• Provided material
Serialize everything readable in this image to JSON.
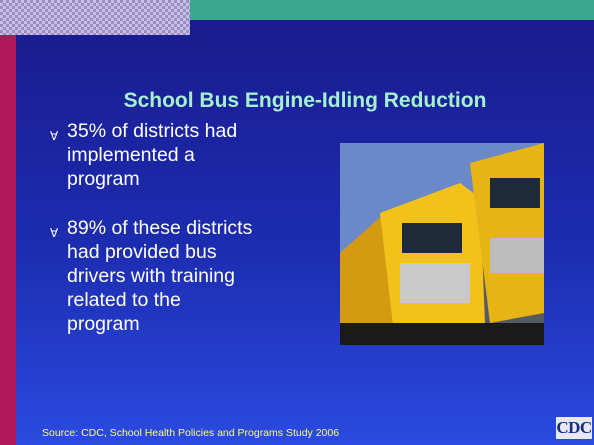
{
  "slide": {
    "title": "School Bus Engine-Idling Reduction",
    "bullets": [
      {
        "lines": [
          "35% of districts had",
          "implemented a",
          "program"
        ]
      },
      {
        "lines": [
          "89% of these districts",
          "had provided bus",
          "drivers with training",
          "related to the",
          "program"
        ]
      }
    ],
    "source": "Source: CDC, School Health Policies and Programs Study 2006",
    "logo": "CDC"
  }
}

• Problem to solve
How many of the lines above include the string "districts"? Reply with the number by itself.

• Complete output
2